**What the exercise asks:**
From the listing below, pull out all lines with "Sheets" in them.

**Source data:**
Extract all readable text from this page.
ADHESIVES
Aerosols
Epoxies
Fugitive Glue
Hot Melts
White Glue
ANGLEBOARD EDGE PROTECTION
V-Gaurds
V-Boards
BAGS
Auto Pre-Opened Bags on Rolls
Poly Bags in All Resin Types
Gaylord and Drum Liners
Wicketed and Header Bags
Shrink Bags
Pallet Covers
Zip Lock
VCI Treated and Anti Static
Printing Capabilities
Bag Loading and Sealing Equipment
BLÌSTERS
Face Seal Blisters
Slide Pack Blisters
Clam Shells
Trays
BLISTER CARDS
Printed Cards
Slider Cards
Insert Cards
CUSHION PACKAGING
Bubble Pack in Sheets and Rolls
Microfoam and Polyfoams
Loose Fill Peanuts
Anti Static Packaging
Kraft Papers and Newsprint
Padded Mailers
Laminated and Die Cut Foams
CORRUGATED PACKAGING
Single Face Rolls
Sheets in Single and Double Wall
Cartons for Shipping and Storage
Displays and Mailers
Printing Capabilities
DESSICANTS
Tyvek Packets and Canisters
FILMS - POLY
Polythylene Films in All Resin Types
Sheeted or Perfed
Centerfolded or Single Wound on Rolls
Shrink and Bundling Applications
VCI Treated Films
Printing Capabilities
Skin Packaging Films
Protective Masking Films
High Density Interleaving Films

--

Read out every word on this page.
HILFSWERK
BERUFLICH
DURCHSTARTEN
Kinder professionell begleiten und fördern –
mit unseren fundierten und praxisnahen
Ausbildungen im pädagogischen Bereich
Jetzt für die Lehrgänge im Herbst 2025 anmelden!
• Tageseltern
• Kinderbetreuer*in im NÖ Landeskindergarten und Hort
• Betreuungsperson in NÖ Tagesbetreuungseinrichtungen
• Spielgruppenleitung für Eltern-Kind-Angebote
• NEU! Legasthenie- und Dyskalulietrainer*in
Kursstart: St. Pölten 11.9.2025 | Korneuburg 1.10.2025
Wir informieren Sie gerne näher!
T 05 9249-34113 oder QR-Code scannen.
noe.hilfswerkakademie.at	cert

**Task solution:**
Bubble Pack in Sheets and Rolls
Sheets in Single and Double Wall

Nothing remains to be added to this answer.